(Dataset rows)
━━━━━━
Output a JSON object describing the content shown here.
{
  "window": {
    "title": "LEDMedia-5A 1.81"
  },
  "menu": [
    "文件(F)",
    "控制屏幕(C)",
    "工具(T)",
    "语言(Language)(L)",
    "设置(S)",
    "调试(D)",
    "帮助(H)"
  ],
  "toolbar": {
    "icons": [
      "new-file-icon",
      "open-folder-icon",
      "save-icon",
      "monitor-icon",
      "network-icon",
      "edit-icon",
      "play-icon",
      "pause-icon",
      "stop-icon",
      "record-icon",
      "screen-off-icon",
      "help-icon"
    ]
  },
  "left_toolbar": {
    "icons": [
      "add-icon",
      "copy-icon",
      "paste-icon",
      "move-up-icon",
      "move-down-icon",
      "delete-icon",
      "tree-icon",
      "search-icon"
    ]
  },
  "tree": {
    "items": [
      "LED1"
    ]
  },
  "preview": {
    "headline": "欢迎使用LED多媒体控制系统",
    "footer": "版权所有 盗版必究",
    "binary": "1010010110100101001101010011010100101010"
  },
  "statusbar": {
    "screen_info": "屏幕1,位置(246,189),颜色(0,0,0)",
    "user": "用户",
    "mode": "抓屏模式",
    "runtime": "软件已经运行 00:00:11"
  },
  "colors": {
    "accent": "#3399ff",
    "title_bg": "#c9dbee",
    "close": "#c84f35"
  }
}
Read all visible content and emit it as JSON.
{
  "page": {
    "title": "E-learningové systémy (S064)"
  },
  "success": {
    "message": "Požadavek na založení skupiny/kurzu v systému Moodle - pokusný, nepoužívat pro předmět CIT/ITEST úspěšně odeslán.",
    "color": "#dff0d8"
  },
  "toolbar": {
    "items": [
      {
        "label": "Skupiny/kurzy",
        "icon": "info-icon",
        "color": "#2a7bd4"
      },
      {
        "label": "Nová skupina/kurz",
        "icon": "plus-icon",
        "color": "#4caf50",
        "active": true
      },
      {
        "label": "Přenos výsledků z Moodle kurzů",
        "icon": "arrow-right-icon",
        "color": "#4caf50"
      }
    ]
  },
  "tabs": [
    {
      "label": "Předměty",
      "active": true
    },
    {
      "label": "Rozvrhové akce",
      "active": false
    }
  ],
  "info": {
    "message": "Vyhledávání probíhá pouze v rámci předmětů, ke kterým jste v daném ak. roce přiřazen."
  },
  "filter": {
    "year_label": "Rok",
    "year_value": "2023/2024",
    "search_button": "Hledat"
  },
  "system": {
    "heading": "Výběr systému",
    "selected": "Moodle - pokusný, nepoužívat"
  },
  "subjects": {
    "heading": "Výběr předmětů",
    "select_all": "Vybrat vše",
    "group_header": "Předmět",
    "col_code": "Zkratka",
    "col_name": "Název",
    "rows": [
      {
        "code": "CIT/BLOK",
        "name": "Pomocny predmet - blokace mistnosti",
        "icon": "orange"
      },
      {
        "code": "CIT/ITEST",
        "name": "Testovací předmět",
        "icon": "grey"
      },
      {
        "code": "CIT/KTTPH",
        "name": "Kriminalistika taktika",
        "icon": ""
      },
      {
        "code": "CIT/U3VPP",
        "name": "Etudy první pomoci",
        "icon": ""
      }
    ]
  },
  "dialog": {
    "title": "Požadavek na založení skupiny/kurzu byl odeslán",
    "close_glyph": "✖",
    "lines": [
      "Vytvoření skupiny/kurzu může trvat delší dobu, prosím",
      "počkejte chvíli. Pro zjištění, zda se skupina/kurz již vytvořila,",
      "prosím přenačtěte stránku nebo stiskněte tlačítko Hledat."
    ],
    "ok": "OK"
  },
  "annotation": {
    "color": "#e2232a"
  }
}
━━━━━━
▸ **Task statement**:
Only the number is wanted: how many lines in the data include the string "JSON"?

▸ **Task solution**:
2